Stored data
[BEGIN]

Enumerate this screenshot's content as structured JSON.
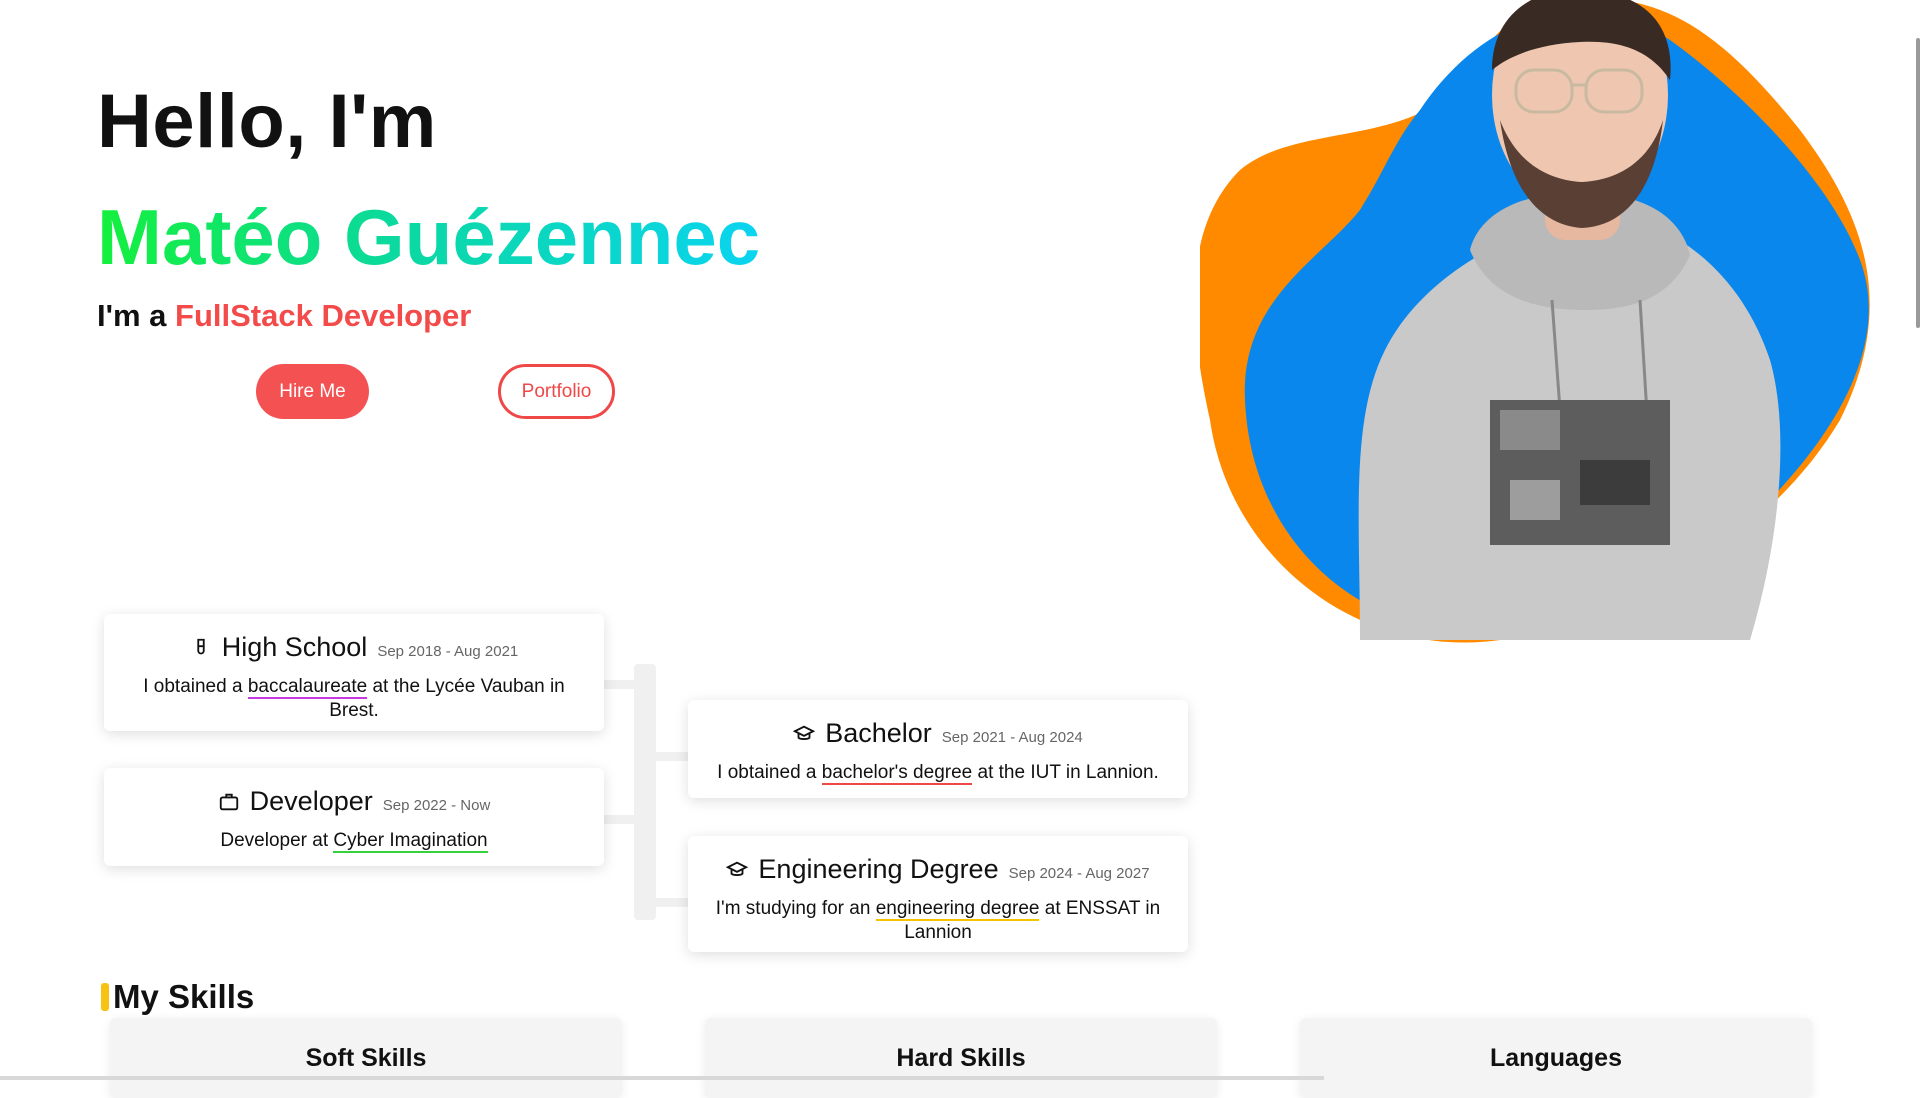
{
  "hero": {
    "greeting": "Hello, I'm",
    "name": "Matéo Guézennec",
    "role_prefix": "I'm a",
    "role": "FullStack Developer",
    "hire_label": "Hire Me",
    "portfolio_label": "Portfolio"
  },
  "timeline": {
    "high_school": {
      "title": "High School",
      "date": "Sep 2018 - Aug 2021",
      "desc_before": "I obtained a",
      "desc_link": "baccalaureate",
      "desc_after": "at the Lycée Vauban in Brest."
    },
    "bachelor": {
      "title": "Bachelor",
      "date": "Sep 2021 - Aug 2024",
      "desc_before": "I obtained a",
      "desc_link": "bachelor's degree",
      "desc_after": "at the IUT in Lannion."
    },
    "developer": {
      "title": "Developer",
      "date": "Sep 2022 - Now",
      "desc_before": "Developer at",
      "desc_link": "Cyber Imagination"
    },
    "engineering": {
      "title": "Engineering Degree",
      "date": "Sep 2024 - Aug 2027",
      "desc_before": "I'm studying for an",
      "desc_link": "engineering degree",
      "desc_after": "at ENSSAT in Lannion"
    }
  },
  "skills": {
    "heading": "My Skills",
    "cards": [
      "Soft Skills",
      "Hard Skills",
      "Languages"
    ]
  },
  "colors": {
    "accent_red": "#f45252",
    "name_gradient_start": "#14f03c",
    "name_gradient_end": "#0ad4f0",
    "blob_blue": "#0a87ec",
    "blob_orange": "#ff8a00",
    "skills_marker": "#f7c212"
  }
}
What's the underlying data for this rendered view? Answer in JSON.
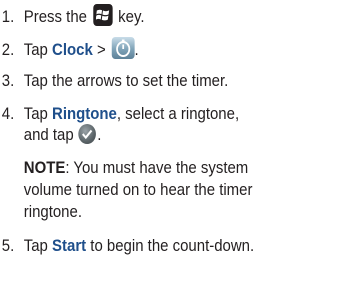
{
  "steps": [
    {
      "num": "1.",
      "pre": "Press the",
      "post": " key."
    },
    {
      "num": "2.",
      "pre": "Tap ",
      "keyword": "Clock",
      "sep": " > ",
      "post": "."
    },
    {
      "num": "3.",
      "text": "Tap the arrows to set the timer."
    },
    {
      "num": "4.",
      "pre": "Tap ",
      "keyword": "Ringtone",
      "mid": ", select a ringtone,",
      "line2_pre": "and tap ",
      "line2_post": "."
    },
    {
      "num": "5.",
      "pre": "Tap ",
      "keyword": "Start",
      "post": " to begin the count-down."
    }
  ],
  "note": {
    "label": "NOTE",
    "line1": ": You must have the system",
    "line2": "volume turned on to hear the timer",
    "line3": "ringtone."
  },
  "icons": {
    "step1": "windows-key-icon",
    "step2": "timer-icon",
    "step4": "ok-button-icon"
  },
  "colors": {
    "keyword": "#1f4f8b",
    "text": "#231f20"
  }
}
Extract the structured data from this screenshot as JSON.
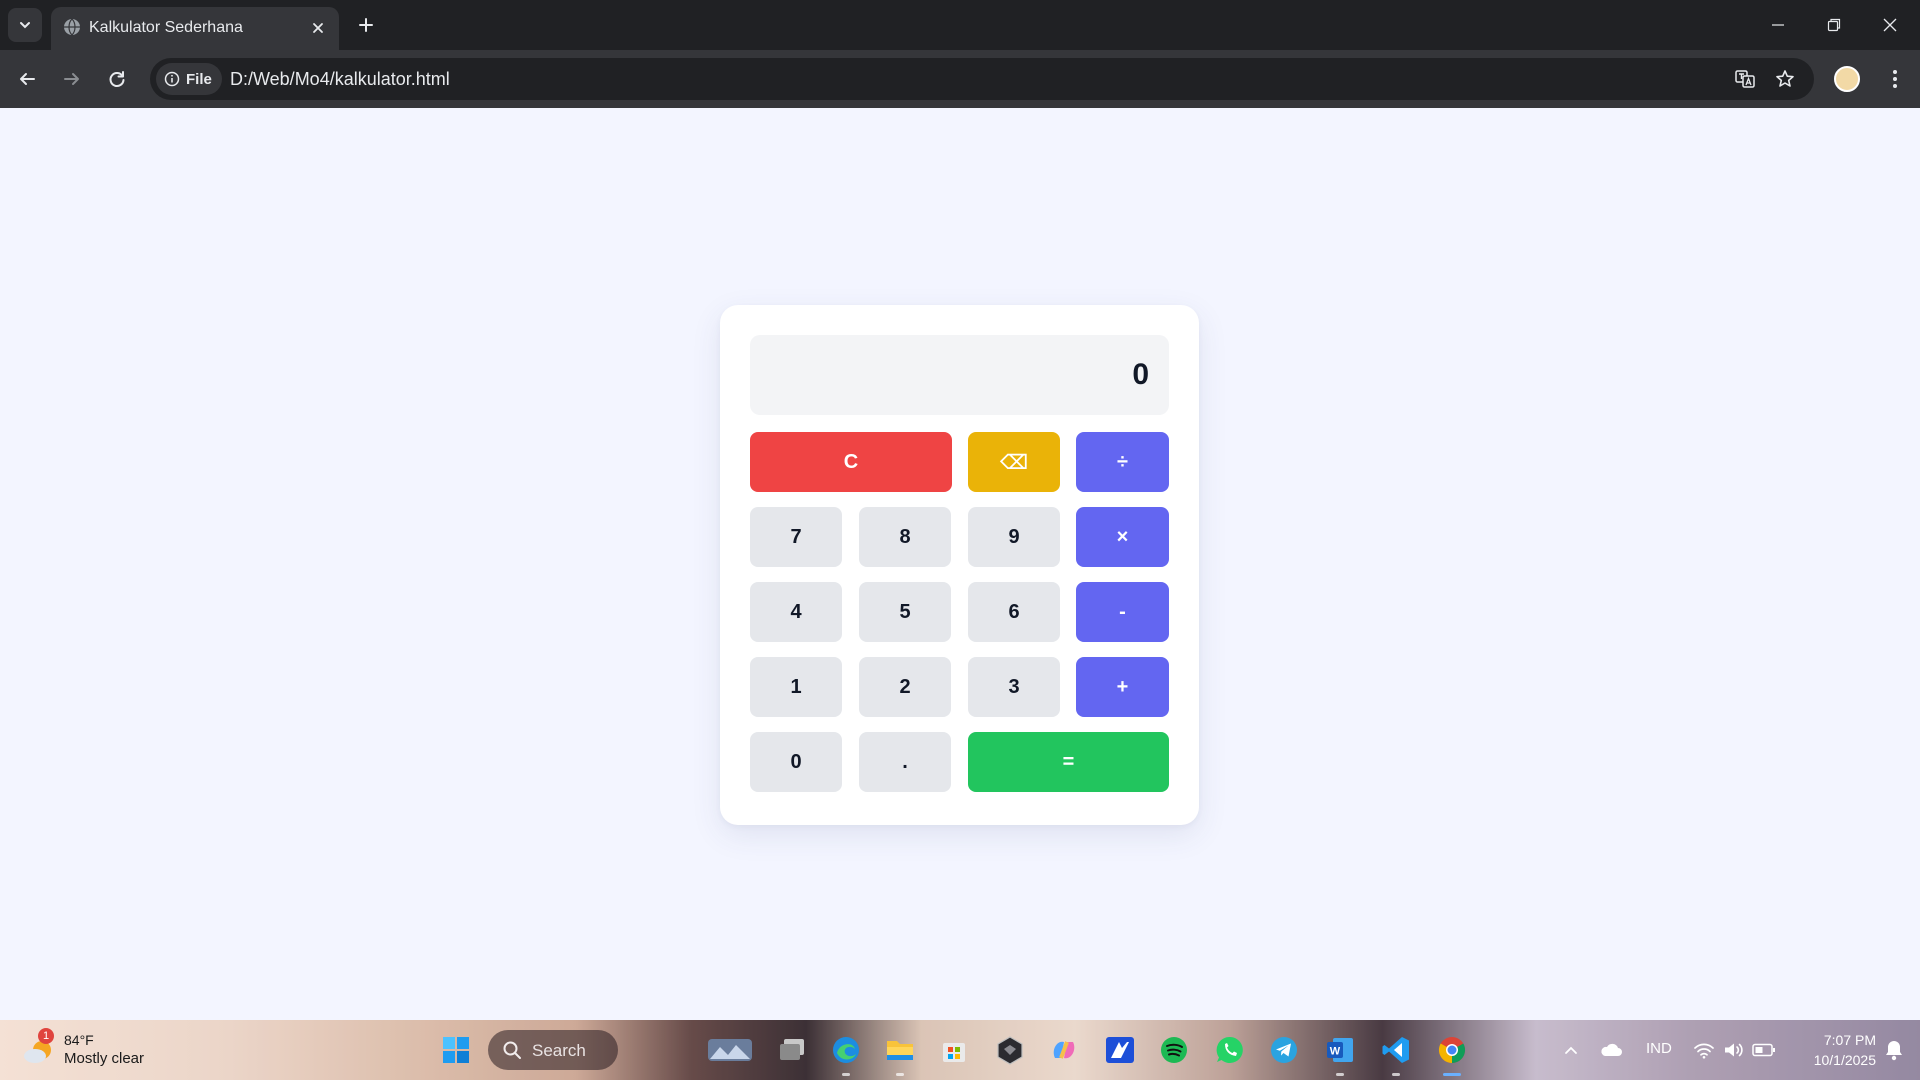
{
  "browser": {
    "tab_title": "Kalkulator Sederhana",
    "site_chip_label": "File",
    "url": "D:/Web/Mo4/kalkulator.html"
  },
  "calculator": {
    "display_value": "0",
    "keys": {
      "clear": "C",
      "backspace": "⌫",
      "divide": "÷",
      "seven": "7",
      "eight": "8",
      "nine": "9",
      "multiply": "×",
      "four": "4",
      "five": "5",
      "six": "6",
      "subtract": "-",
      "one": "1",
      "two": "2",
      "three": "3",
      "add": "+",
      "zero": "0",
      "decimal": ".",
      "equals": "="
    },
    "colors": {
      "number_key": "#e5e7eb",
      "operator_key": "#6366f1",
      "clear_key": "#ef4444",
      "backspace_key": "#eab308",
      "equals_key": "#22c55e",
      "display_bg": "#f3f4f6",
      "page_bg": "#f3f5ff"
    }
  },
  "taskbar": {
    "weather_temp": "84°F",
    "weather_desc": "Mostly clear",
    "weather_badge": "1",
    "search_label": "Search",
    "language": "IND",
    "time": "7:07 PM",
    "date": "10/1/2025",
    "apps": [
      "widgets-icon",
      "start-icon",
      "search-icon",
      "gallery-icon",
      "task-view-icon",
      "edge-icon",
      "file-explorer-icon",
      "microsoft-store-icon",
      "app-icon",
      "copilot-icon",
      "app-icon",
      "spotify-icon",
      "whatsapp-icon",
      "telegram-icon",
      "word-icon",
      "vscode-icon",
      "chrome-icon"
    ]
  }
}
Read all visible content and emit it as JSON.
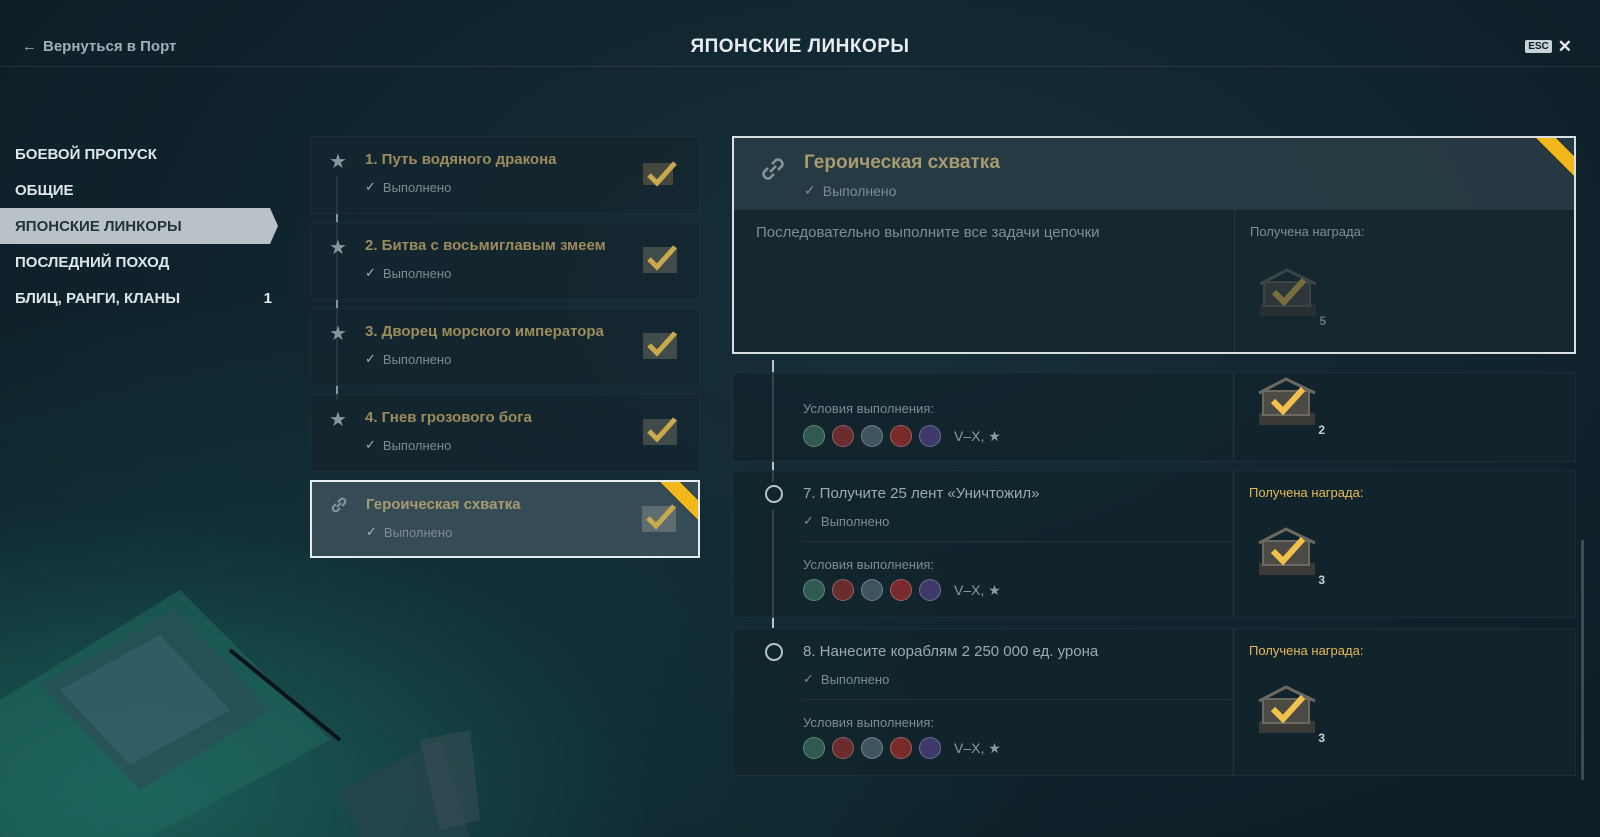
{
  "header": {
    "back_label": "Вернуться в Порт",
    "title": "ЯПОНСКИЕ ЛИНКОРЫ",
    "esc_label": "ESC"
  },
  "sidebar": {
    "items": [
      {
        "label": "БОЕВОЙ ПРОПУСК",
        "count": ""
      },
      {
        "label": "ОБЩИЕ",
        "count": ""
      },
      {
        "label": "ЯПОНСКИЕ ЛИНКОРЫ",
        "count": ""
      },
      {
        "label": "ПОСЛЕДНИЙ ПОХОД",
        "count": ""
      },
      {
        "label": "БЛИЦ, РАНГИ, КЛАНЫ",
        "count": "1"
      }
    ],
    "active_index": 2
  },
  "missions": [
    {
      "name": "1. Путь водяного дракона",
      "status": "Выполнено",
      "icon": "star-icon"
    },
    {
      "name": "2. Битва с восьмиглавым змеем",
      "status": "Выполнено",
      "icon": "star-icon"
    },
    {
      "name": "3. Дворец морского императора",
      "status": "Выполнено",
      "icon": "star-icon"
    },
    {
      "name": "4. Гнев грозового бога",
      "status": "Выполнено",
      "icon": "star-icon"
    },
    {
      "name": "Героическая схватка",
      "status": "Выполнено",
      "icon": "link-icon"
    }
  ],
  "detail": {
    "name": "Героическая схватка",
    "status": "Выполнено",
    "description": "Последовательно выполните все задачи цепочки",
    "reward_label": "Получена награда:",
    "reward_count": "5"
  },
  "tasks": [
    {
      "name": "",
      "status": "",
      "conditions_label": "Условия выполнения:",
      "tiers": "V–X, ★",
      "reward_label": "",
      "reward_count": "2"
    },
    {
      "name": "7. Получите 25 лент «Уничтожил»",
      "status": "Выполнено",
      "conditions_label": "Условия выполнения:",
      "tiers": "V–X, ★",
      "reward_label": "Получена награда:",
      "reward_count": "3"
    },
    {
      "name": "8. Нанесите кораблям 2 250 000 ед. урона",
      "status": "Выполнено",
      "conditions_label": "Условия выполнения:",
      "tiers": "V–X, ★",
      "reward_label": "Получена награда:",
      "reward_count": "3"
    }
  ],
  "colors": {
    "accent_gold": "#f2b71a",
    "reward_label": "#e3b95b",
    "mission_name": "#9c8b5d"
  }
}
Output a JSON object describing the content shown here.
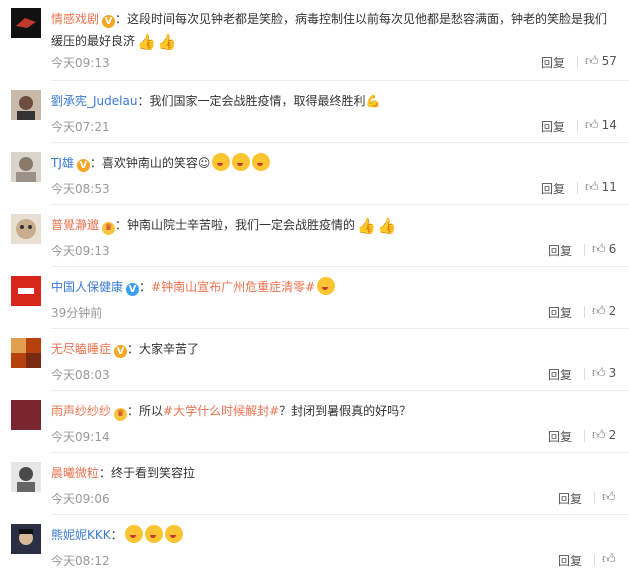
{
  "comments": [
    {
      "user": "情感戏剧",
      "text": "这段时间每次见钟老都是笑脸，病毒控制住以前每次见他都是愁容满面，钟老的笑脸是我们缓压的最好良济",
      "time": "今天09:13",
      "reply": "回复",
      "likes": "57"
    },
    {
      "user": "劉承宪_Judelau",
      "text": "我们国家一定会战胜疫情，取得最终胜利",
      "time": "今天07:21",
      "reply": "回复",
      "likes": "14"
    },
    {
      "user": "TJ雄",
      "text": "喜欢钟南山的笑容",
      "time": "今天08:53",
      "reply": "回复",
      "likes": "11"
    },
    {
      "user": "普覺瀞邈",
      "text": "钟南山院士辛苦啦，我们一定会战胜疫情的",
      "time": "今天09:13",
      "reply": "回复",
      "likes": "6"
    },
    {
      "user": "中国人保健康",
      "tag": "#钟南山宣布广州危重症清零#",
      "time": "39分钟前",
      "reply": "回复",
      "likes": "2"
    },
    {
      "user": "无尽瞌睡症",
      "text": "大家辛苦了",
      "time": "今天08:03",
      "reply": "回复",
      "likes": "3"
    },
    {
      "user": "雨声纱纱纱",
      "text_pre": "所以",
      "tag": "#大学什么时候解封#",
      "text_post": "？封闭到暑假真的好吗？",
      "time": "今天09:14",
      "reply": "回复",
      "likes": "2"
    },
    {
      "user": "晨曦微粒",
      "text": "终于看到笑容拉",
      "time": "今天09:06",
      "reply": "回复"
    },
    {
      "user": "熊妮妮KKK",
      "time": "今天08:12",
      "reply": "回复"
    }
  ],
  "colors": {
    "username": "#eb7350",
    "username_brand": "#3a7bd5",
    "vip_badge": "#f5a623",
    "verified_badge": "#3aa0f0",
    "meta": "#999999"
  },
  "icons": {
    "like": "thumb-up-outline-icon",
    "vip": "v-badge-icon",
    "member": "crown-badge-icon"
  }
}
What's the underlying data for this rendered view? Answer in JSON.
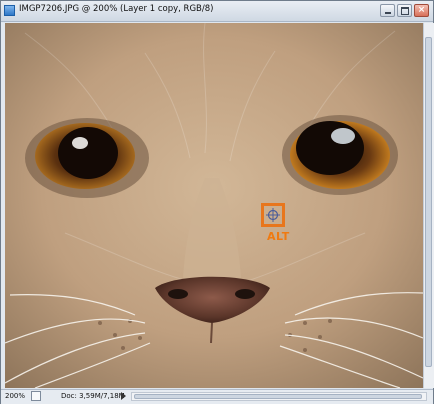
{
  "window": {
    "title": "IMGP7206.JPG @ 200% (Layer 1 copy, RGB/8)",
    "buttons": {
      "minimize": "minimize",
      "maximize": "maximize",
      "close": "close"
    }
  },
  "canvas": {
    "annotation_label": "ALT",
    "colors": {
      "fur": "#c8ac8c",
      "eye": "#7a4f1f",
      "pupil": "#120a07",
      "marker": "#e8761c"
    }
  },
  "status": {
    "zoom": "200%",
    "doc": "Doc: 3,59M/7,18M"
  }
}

[END]

What you need to do:
Copy out each line that contains the word "screenshot".

Task response:
Enumerate this screenshot's content as structured JSON.
Extract the structured data from this screenshot as JSON.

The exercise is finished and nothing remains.